→ TASK REQUIREMENTS: Update the lines below by replacing every "favorite-button" with "like-button" and leaving everything else unchanged. Omit the pictures from your answer.
* begin SUPPLIED ENTRIES *
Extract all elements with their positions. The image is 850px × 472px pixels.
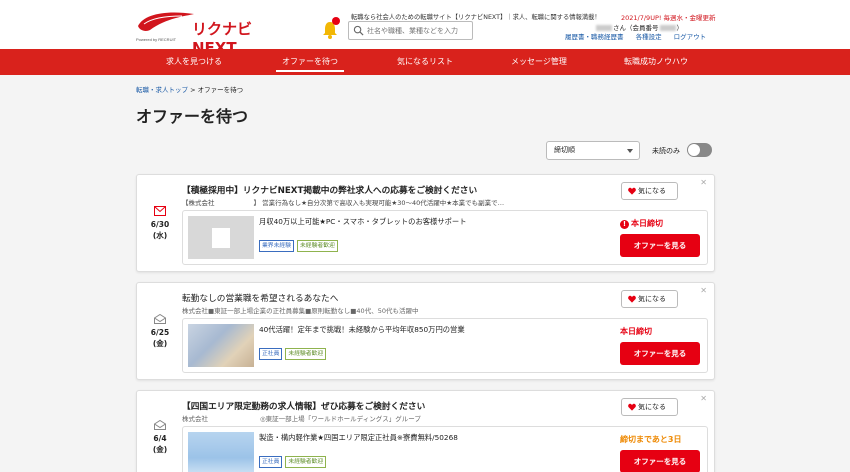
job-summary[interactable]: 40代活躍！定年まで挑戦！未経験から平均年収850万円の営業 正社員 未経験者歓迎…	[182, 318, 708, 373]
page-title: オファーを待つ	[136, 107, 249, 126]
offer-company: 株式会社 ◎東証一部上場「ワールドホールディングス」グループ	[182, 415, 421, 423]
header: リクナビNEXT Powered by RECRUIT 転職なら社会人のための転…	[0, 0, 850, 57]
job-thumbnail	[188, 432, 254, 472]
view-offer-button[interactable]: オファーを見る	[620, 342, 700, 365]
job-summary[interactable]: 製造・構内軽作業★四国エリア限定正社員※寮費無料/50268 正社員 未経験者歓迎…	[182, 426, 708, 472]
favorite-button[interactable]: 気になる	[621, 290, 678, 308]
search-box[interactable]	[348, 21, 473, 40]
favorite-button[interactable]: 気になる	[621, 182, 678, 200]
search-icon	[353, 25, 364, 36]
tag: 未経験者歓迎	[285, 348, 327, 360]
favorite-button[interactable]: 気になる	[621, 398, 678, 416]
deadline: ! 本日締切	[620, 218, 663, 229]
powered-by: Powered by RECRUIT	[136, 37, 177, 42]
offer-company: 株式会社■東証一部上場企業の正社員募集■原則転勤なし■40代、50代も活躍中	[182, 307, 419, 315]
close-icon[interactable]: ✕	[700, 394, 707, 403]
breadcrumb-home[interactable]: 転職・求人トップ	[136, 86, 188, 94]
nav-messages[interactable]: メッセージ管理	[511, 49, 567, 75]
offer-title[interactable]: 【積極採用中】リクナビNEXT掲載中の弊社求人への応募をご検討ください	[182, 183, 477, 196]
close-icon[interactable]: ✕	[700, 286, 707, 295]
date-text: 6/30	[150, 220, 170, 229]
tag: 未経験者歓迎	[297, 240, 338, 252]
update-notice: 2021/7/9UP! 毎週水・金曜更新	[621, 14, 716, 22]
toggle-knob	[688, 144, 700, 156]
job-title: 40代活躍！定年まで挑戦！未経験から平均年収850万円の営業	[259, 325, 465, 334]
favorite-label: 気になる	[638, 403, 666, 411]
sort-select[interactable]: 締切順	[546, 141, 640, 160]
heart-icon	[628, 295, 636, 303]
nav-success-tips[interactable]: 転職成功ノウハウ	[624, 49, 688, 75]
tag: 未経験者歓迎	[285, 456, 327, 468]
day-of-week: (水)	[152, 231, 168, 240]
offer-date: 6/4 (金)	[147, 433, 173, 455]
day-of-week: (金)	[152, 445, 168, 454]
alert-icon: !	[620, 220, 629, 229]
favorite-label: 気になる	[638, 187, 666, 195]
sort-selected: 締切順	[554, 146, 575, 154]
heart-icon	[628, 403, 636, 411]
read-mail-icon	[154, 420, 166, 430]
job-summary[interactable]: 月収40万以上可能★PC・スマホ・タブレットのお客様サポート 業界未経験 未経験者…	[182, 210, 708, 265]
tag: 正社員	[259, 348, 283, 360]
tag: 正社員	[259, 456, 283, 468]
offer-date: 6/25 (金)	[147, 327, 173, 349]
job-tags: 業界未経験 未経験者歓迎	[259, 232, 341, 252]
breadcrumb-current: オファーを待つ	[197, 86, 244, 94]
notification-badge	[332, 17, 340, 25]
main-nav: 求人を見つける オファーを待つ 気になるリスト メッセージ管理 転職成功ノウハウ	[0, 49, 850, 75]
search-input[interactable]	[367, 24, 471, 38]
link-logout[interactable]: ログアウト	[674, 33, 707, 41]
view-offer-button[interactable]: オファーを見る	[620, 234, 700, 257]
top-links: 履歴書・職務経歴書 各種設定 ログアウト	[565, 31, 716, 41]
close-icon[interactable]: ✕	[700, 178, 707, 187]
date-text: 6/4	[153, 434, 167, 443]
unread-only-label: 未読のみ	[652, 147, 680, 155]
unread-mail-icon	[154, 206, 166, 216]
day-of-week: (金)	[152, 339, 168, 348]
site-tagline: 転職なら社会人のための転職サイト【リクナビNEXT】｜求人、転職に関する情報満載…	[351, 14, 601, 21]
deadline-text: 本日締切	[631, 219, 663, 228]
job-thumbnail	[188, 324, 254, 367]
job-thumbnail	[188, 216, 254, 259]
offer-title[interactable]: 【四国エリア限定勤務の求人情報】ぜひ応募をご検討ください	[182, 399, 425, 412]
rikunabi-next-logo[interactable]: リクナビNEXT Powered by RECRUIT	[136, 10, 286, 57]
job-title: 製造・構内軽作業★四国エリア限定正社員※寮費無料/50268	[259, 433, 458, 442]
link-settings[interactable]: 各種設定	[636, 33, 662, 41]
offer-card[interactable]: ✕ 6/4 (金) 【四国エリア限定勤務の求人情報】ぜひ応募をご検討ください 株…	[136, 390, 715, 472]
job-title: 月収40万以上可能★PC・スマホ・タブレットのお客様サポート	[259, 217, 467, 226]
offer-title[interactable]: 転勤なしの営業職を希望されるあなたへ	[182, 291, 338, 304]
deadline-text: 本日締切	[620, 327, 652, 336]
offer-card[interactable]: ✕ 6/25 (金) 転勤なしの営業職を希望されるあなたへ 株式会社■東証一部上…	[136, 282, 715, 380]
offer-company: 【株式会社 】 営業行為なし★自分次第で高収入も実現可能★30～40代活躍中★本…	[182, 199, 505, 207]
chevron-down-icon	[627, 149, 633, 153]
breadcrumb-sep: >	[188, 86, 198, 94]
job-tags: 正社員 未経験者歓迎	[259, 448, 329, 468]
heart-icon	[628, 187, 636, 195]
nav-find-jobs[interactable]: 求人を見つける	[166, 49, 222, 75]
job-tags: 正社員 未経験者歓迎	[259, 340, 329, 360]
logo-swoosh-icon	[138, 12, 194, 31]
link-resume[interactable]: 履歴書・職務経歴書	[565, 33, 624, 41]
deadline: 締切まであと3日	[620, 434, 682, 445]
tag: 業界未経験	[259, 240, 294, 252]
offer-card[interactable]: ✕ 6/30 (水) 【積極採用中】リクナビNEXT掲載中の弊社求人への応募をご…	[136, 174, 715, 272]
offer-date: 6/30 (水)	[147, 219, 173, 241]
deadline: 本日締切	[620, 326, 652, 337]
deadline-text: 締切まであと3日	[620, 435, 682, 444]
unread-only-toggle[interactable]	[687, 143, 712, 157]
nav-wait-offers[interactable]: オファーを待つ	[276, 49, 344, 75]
* end SUPPLIED ENTRIES *
→ SOLUTION TO THIS TASK:
Extract all elements with their positions. The image is 850px × 472px pixels.
job-summary[interactable]: 40代活躍！定年まで挑戦！未経験から平均年収850万円の営業 正社員 未経験者歓迎…	[182, 318, 708, 373]
page-title: オファーを待つ	[136, 107, 249, 126]
offer-company: 株式会社 ◎東証一部上場「ワールドホールディングス」グループ	[182, 415, 421, 423]
header: リクナビNEXT Powered by RECRUIT 転職なら社会人のための転…	[0, 0, 850, 57]
job-thumbnail	[188, 432, 254, 472]
view-offer-button[interactable]: オファーを見る	[620, 342, 700, 365]
job-summary[interactable]: 製造・構内軽作業★四国エリア限定正社員※寮費無料/50268 正社員 未経験者歓迎…	[182, 426, 708, 472]
like-button[interactable]: 気になる	[621, 290, 678, 308]
search-box[interactable]	[348, 21, 473, 40]
like-button[interactable]: 気になる	[621, 182, 678, 200]
search-icon	[353, 25, 364, 36]
tag: 未経験者歓迎	[285, 348, 327, 360]
like-button[interactable]: 気になる	[621, 398, 678, 416]
deadline: ! 本日締切	[620, 218, 663, 229]
powered-by: Powered by RECRUIT	[136, 37, 177, 42]
offer-company: 株式会社■東証一部上場企業の正社員募集■原則転勤なし■40代、50代も活躍中	[182, 307, 419, 315]
close-icon[interactable]: ✕	[700, 394, 707, 403]
breadcrumb-home[interactable]: 転職・求人トップ	[136, 86, 188, 94]
nav-messages[interactable]: メッセージ管理	[511, 49, 567, 75]
offer-title[interactable]: 【積極採用中】リクナビNEXT掲載中の弊社求人への応募をご検討ください	[182, 183, 477, 196]
close-icon[interactable]: ✕	[700, 286, 707, 295]
date-text: 6/30	[150, 220, 170, 229]
tag: 未経験者歓迎	[297, 240, 338, 252]
update-notice: 2021/7/9UP! 毎週水・金曜更新	[621, 14, 716, 22]
toggle-knob	[688, 144, 700, 156]
job-title: 40代活躍！定年まで挑戦！未経験から平均年収850万円の営業	[259, 325, 465, 334]
favorite-label: 気になる	[638, 403, 666, 411]
sort-select[interactable]: 締切順	[546, 141, 640, 160]
heart-icon	[628, 295, 636, 303]
nav-success-tips[interactable]: 転職成功ノウハウ	[624, 49, 688, 75]
tag: 未経験者歓迎	[285, 456, 327, 468]
day-of-week: (水)	[152, 231, 168, 240]
offer-date: 6/4 (金)	[147, 433, 173, 455]
day-of-week: (金)	[152, 445, 168, 454]
alert-icon: !	[620, 220, 629, 229]
favorite-label: 気になる	[638, 187, 666, 195]
sort-selected: 締切順	[554, 146, 575, 154]
heart-icon	[628, 403, 636, 411]
read-mail-icon	[154, 420, 166, 430]
job-summary[interactable]: 月収40万以上可能★PC・スマホ・タブレットのお客様サポート 業界未経験 未経験者…	[182, 210, 708, 265]
tag: 正社員	[259, 348, 283, 360]
tag: 正社員	[259, 456, 283, 468]
offer-date: 6/25 (金)	[147, 327, 173, 349]
job-tags: 業界未経験 未経験者歓迎	[259, 232, 341, 252]
breadcrumb-current: オファーを待つ	[197, 86, 244, 94]
notification-badge	[332, 17, 340, 25]
main-nav: 求人を見つける オファーを待つ 気になるリスト メッセージ管理 転職成功ノウハウ	[0, 49, 850, 75]
search-input[interactable]	[367, 24, 471, 38]
link-logout[interactable]: ログアウト	[674, 33, 707, 41]
view-offer-button[interactable]: オファーを見る	[620, 234, 700, 257]
top-links: 履歴書・職務経歴書 各種設定 ログアウト	[565, 31, 716, 41]
close-icon[interactable]: ✕	[700, 178, 707, 187]
date-text: 6/4	[153, 434, 167, 443]
unread-only-label: 未読のみ	[652, 147, 680, 155]
unread-mail-icon	[154, 206, 166, 216]
day-of-week: (金)	[152, 339, 168, 348]
site-tagline: 転職なら社会人のための転職サイト【リクナビNEXT】｜求人、転職に関する情報満載…	[351, 14, 601, 21]
deadline-text: 本日締切	[631, 219, 663, 228]
job-thumbnail	[188, 324, 254, 367]
job-thumbnail	[188, 216, 254, 259]
offer-title[interactable]: 【四国エリア限定勤務の求人情報】ぜひ応募をご検討ください	[182, 399, 425, 412]
rikunabi-next-logo[interactable]: リクナビNEXT Powered by RECRUIT	[136, 10, 286, 57]
job-title: 製造・構内軽作業★四国エリア限定正社員※寮費無料/50268	[259, 433, 458, 442]
link-settings[interactable]: 各種設定	[636, 33, 662, 41]
offer-card[interactable]: ✕ 6/4 (金) 【四国エリア限定勤務の求人情報】ぜひ応募をご検討ください 株…	[136, 390, 715, 472]
job-title: 月収40万以上可能★PC・スマホ・タブレットのお客様サポート	[259, 217, 467, 226]
offer-title[interactable]: 転勤なしの営業職を希望されるあなたへ	[182, 291, 338, 304]
deadline-text: 本日締切	[620, 327, 652, 336]
offer-card[interactable]: ✕ 6/25 (金) 転勤なしの営業職を希望されるあなたへ 株式会社■東証一部上…	[136, 282, 715, 380]
offer-company: 【株式会社 】 営業行為なし★自分次第で高収入も実現可能★30～40代活躍中★本…	[182, 199, 505, 207]
chevron-down-icon	[627, 149, 633, 153]
breadcrumb-sep: >	[188, 86, 198, 94]
job-tags: 正社員 未経験者歓迎	[259, 448, 329, 468]
heart-icon	[628, 187, 636, 195]
nav-find-jobs[interactable]: 求人を見つける	[166, 49, 222, 75]
job-tags: 正社員 未経験者歓迎	[259, 340, 329, 360]
logo-swoosh-icon	[138, 12, 194, 31]
link-resume[interactable]: 履歴書・職務経歴書	[565, 33, 624, 41]
deadline: 締切まであと3日	[620, 434, 682, 445]
tag: 業界未経験	[259, 240, 294, 252]
offer-card[interactable]: ✕ 6/30 (水) 【積極採用中】リクナビNEXT掲載中の弊社求人への応募をご…	[136, 174, 715, 272]
offer-date: 6/30 (水)	[147, 219, 173, 241]
deadline: 本日締切	[620, 326, 652, 337]
deadline-text: 締切まであと3日	[620, 435, 682, 444]
unread-only-toggle[interactable]	[687, 143, 712, 157]
nav-wait-offers[interactable]: オファーを待つ	[276, 49, 344, 75]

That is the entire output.